START

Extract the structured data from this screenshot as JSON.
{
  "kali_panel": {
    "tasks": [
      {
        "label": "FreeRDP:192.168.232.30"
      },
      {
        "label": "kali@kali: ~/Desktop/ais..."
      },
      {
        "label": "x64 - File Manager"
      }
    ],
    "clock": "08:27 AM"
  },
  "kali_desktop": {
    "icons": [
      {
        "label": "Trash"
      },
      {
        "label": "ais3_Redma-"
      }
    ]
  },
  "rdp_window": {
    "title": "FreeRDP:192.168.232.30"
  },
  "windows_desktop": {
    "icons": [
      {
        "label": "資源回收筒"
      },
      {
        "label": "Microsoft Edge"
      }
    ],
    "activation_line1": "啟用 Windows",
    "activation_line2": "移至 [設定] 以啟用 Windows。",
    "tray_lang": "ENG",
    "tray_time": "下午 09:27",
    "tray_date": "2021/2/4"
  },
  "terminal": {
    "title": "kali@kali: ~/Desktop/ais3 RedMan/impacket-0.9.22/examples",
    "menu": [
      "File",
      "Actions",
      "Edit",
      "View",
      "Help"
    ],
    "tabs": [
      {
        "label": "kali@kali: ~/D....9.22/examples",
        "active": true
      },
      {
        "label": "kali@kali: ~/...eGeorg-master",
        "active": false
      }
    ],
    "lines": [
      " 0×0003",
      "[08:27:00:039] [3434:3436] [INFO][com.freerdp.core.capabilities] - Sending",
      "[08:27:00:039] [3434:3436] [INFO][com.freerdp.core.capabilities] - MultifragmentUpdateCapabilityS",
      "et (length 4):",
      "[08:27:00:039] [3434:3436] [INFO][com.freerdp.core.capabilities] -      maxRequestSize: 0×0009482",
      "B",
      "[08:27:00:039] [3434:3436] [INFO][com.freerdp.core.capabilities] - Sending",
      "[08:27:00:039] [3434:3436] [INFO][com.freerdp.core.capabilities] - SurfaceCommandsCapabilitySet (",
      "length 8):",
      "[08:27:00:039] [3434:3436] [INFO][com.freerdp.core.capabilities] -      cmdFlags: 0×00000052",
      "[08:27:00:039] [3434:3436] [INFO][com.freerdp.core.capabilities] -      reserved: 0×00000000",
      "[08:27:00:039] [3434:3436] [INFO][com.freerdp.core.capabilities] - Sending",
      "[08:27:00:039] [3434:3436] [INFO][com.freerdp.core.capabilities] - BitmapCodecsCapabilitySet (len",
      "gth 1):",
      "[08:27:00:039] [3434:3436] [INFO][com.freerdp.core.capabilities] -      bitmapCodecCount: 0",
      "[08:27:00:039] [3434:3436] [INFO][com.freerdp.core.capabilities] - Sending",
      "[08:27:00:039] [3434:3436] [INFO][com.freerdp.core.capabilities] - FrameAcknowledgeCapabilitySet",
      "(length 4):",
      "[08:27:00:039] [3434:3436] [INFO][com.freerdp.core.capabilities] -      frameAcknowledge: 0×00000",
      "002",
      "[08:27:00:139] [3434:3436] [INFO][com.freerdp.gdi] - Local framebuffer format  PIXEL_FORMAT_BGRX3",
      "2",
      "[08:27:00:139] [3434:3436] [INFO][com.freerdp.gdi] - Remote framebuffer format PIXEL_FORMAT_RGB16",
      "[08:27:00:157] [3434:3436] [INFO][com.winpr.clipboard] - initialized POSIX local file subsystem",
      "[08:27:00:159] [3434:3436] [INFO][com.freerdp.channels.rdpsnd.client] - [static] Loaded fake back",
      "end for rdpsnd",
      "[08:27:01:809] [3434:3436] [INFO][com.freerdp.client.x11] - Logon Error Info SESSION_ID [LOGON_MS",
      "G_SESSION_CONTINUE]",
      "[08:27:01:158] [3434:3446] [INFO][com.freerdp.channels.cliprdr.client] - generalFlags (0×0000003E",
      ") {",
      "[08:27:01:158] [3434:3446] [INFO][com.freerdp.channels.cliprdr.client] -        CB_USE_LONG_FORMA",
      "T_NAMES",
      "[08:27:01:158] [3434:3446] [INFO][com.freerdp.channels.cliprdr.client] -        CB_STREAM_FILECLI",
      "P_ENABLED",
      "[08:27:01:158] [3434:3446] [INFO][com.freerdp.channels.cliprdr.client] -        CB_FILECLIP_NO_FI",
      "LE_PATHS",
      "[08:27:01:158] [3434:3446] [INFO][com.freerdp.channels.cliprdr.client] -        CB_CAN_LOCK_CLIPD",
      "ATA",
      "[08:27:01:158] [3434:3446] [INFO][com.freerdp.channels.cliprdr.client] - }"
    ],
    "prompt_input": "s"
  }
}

END

▶ _Exercise brief_
Reproduce the listing above verbatim, from first line to last.

▶ _The answer_
Extract the structured data from this screenshot as JSON.
{
  "kali_panel": {
    "tasks": [
      {
        "label": "FreeRDP:192.168.232.30"
      },
      {
        "label": "kali@kali: ~/Desktop/ais..."
      },
      {
        "label": "x64 - File Manager"
      }
    ],
    "clock": "08:27 AM"
  },
  "kali_desktop": {
    "icons": [
      {
        "label": "Trash"
      },
      {
        "label": "ais3_Redma-"
      }
    ]
  },
  "rdp_window": {
    "title": "FreeRDP:192.168.232.30"
  },
  "windows_desktop": {
    "icons": [
      {
        "label": "資源回收筒"
      },
      {
        "label": "Microsoft Edge"
      }
    ],
    "activation_line1": "啟用 Windows",
    "activation_line2": "移至 [設定] 以啟用 Windows。",
    "tray_lang": "ENG",
    "tray_time": "下午 09:27",
    "tray_date": "2021/2/4"
  },
  "terminal": {
    "title": "kali@kali: ~/Desktop/ais3 RedMan/impacket-0.9.22/examples",
    "menu": [
      "File",
      "Actions",
      "Edit",
      "View",
      "Help"
    ],
    "tabs": [
      {
        "label": "kali@kali: ~/D....9.22/examples",
        "active": true
      },
      {
        "label": "kali@kali: ~/...eGeorg-master",
        "active": false
      }
    ],
    "lines": [
      " 0×0003",
      "[08:27:00:039] [3434:3436] [INFO][com.freerdp.core.capabilities] - Sending",
      "[08:27:00:039] [3434:3436] [INFO][com.freerdp.core.capabilities] - MultifragmentUpdateCapabilityS",
      "et (length 4):",
      "[08:27:00:039] [3434:3436] [INFO][com.freerdp.core.capabilities] -      maxRequestSize: 0×0009482",
      "B",
      "[08:27:00:039] [3434:3436] [INFO][com.freerdp.core.capabilities] - Sending",
      "[08:27:00:039] [3434:3436] [INFO][com.freerdp.core.capabilities] - SurfaceCommandsCapabilitySet (",
      "length 8):",
      "[08:27:00:039] [3434:3436] [INFO][com.freerdp.core.capabilities] -      cmdFlags: 0×00000052",
      "[08:27:00:039] [3434:3436] [INFO][com.freerdp.core.capabilities] -      reserved: 0×00000000",
      "[08:27:00:039] [3434:3436] [INFO][com.freerdp.core.capabilities] - Sending",
      "[08:27:00:039] [3434:3436] [INFO][com.freerdp.core.capabilities] - BitmapCodecsCapabilitySet (len",
      "gth 1):",
      "[08:27:00:039] [3434:3436] [INFO][com.freerdp.core.capabilities] -      bitmapCodecCount: 0",
      "[08:27:00:039] [3434:3436] [INFO][com.freerdp.core.capabilities] - Sending",
      "[08:27:00:039] [3434:3436] [INFO][com.freerdp.core.capabilities] - FrameAcknowledgeCapabilitySet",
      "(length 4):",
      "[08:27:00:039] [3434:3436] [INFO][com.freerdp.core.capabilities] -      frameAcknowledge: 0×00000",
      "002",
      "[08:27:00:139] [3434:3436] [INFO][com.freerdp.gdi] - Local framebuffer format  PIXEL_FORMAT_BGRX3",
      "2",
      "[08:27:00:139] [3434:3436] [INFO][com.freerdp.gdi] - Remote framebuffer format PIXEL_FORMAT_RGB16",
      "[08:27:00:157] [3434:3436] [INFO][com.winpr.clipboard] - initialized POSIX local file subsystem",
      "[08:27:00:159] [3434:3436] [INFO][com.freerdp.channels.rdpsnd.client] - [static] Loaded fake back",
      "end for rdpsnd",
      "[08:27:01:809] [3434:3436] [INFO][com.freerdp.client.x11] - Logon Error Info SESSION_ID [LOGON_MS",
      "G_SESSION_CONTINUE]",
      "[08:27:01:158] [3434:3446] [INFO][com.freerdp.channels.cliprdr.client] - generalFlags (0×0000003E",
      ") {",
      "[08:27:01:158] [3434:3446] [INFO][com.freerdp.channels.cliprdr.client] -        CB_USE_LONG_FORMA",
      "T_NAMES",
      "[08:27:01:158] [3434:3446] [INFO][com.freerdp.channels.cliprdr.client] -        CB_STREAM_FILECLI",
      "P_ENABLED",
      "[08:27:01:158] [3434:3446] [INFO][com.freerdp.channels.cliprdr.client] -        CB_FILECLIP_NO_FI",
      "LE_PATHS",
      "[08:27:01:158] [3434:3446] [INFO][com.freerdp.channels.cliprdr.client] -        CB_CAN_LOCK_CLIPD",
      "ATA",
      "[08:27:01:158] [3434:3446] [INFO][com.freerdp.channels.cliprdr.client] - }"
    ],
    "prompt_input": "s"
  }
}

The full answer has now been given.